## [Work to do]
Search the records below for the word "Supported" and show every line where it occurs.

━━━━

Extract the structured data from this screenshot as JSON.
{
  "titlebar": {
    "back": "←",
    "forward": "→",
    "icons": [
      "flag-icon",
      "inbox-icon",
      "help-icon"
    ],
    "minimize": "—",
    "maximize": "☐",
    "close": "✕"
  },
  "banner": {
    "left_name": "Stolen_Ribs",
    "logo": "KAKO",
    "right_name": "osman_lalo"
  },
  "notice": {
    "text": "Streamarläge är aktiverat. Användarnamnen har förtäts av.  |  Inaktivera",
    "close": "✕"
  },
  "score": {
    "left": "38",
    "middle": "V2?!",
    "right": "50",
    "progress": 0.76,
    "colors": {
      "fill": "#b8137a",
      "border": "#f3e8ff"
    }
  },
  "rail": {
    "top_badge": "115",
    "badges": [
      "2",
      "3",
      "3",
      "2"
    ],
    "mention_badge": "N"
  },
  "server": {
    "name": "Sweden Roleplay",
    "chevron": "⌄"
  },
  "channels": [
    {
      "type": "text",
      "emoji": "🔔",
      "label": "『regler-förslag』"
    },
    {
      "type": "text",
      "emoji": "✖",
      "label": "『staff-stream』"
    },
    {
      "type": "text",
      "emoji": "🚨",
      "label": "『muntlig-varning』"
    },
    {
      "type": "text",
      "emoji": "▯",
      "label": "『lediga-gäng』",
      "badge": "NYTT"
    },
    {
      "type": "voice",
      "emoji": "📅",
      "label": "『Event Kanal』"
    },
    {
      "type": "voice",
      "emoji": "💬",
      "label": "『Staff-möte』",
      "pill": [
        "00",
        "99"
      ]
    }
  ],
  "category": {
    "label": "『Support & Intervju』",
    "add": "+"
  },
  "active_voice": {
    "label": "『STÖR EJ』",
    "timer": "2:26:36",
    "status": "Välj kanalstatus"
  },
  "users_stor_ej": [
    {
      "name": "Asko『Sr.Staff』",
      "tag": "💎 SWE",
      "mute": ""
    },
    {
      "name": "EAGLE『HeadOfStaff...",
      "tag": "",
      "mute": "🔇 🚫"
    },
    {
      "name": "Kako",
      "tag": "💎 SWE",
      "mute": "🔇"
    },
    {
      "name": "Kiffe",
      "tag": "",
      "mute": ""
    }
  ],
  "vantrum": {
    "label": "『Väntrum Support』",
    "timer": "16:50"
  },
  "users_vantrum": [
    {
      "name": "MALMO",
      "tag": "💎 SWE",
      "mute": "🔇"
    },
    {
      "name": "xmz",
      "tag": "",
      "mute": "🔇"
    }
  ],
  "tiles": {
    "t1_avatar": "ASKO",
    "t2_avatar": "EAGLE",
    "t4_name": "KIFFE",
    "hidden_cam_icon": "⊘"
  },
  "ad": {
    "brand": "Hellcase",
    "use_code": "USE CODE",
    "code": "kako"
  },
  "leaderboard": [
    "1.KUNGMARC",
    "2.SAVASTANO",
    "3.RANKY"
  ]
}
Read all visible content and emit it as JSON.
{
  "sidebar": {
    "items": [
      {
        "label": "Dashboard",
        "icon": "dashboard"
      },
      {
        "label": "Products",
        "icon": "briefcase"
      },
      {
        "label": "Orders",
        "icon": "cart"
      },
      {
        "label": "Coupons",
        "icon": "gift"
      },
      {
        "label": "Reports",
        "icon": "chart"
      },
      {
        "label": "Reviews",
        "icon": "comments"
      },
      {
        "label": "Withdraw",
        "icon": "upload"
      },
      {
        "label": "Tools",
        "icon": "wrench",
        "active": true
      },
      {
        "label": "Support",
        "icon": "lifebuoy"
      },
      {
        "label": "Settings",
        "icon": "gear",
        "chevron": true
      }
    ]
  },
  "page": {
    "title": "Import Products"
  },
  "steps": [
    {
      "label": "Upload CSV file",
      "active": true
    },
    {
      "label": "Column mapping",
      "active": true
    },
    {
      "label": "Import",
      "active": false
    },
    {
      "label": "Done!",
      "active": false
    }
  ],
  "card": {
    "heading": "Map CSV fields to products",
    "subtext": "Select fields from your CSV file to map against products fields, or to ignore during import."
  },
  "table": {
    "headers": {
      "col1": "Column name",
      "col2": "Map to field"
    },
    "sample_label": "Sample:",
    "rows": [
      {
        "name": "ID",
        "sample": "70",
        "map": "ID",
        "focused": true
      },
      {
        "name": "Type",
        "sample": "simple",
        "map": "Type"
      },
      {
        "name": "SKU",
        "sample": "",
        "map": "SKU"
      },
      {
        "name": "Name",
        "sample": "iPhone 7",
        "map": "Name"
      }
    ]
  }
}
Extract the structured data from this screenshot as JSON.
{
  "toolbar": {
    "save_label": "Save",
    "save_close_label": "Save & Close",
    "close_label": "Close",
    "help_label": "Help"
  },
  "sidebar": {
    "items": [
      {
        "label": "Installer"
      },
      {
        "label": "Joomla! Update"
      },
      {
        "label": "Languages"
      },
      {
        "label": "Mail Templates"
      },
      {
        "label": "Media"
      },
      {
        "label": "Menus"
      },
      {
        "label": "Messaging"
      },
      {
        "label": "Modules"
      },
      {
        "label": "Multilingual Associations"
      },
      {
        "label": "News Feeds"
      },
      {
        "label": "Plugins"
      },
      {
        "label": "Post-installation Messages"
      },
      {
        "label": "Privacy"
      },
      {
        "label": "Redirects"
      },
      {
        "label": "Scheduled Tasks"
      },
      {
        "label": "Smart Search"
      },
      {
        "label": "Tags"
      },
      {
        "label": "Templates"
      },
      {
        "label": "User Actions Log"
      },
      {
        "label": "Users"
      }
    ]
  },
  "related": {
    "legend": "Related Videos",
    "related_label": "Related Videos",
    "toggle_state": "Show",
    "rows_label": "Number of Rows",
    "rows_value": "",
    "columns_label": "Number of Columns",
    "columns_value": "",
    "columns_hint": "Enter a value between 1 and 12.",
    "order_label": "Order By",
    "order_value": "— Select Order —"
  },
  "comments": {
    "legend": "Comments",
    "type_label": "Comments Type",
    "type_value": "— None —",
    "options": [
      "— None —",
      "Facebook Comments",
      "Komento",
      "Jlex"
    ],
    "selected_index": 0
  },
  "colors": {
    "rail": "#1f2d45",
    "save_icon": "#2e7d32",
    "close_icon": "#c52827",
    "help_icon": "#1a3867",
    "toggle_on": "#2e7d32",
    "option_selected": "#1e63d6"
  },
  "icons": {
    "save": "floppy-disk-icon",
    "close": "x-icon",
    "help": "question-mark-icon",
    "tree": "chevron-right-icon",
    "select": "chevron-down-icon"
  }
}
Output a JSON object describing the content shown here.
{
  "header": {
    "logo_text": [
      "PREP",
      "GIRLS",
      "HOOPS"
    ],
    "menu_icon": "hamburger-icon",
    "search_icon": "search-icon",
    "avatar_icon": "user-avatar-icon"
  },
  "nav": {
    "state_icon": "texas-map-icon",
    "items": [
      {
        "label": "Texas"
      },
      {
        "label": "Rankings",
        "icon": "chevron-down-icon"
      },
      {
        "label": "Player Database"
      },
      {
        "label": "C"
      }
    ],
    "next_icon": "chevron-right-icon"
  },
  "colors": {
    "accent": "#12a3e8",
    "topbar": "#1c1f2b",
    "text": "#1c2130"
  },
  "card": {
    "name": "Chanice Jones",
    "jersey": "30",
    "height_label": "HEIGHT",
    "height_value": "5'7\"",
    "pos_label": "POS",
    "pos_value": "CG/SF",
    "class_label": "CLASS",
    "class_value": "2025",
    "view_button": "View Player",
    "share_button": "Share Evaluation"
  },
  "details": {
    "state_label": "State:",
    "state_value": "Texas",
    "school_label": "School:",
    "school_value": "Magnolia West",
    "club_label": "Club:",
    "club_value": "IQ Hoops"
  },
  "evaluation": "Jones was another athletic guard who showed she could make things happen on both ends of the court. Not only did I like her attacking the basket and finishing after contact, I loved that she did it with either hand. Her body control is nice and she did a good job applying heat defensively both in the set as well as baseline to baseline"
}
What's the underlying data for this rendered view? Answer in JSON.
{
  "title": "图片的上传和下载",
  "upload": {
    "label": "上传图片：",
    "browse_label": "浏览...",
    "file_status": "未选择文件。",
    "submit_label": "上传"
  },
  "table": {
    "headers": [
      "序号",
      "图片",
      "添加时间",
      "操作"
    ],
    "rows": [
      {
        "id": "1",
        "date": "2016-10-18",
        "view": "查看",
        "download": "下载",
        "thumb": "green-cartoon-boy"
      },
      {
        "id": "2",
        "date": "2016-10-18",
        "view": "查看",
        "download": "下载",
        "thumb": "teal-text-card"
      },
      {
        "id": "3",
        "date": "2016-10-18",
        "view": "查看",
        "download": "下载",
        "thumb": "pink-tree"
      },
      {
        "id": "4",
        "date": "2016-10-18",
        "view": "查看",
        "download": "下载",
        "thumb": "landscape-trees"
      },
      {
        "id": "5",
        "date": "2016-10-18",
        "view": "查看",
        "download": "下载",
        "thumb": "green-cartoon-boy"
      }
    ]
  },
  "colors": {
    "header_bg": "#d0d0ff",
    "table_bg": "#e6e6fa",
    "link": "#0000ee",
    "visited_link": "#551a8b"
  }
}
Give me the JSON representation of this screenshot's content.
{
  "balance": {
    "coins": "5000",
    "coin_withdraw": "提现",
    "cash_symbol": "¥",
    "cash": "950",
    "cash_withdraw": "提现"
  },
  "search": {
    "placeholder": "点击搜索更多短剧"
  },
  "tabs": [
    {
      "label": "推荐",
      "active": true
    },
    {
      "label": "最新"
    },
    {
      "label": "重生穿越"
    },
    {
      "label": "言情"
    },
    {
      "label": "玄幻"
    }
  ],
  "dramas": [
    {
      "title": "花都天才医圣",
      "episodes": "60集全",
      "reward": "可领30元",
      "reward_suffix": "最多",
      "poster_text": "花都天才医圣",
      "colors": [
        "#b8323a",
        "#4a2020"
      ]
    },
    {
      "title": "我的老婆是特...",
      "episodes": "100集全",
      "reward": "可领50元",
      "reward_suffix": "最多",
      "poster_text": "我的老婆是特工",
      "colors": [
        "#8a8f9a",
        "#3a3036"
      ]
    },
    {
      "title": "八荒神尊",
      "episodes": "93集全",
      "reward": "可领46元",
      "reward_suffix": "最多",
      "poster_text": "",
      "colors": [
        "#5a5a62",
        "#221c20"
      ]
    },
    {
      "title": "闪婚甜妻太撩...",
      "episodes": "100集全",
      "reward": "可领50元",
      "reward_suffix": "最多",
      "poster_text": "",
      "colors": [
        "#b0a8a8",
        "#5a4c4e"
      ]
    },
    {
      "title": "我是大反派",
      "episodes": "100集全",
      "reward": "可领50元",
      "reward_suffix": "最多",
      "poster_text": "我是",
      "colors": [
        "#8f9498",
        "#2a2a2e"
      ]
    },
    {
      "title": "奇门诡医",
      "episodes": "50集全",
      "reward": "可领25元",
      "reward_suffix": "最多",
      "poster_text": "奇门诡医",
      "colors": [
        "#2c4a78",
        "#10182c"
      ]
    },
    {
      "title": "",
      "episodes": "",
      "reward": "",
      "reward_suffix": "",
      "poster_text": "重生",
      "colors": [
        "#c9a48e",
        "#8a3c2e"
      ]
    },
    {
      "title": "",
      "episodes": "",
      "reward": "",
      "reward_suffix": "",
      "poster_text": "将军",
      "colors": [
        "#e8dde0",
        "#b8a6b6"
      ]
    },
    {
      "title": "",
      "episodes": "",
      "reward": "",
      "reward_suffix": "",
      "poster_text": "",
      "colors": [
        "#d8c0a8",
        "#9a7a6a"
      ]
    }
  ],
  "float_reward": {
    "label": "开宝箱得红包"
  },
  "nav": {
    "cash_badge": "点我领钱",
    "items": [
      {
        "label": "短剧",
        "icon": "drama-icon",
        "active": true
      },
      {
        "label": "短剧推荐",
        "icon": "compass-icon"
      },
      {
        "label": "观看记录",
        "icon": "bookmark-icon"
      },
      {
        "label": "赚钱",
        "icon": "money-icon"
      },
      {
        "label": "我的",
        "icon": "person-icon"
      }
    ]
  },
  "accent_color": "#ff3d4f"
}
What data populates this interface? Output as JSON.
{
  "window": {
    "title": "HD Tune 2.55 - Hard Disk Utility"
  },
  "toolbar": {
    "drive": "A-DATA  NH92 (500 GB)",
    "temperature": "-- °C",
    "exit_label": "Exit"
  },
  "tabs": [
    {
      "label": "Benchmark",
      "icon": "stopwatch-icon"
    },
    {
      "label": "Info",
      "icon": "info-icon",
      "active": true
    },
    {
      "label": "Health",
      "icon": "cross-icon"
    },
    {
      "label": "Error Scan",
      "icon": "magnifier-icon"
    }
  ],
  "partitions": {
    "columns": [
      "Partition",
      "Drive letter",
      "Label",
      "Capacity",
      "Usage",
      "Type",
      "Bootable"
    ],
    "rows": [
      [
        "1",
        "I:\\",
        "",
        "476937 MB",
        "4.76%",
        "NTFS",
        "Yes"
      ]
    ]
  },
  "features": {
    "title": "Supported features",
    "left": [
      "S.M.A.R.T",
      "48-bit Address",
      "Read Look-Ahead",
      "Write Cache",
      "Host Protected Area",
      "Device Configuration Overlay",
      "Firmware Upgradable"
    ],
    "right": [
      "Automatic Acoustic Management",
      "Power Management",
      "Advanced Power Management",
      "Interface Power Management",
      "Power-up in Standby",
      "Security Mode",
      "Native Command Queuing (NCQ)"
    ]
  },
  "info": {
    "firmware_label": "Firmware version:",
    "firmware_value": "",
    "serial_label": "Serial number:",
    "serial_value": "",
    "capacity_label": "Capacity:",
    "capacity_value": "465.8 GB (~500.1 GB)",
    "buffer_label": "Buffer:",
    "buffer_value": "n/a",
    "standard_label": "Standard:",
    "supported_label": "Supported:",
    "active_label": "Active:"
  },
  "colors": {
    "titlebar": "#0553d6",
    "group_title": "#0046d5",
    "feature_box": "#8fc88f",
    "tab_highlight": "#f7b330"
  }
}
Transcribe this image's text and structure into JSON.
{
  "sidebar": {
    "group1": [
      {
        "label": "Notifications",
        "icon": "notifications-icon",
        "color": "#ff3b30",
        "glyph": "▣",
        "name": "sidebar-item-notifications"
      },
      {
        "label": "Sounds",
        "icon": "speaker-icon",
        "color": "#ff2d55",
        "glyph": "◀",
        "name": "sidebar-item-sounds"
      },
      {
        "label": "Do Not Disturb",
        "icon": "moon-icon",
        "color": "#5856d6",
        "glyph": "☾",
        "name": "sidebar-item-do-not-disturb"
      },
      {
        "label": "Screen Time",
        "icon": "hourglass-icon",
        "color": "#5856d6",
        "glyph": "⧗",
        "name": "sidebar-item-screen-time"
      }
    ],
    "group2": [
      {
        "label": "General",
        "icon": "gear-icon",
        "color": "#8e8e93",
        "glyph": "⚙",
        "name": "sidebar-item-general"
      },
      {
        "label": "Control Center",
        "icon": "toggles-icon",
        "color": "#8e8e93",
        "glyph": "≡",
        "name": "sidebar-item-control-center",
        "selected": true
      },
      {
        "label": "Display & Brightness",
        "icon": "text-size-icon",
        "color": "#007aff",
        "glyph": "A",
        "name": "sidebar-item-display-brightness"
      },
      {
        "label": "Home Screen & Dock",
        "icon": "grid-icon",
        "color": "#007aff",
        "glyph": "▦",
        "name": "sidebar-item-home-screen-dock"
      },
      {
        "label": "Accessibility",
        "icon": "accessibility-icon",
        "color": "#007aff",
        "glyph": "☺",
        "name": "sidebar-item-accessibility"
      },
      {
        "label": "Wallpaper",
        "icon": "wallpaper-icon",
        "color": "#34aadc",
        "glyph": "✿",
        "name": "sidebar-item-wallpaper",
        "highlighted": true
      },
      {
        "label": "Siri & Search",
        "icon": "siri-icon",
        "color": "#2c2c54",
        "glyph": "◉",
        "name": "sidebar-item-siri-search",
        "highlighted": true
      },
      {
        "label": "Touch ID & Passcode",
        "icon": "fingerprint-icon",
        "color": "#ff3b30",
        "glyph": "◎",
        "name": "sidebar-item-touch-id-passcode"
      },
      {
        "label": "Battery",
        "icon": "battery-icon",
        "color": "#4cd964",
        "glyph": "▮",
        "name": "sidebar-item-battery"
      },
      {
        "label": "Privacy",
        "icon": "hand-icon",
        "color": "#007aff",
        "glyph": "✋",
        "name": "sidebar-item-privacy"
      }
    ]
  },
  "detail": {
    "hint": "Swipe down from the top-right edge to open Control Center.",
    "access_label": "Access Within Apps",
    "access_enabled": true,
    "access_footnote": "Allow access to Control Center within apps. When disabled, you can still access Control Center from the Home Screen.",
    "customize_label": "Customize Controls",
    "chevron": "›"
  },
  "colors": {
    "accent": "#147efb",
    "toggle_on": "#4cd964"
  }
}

━━━━

## [Output]
    "title": "Supported features",
    "supported_label": "Supported:",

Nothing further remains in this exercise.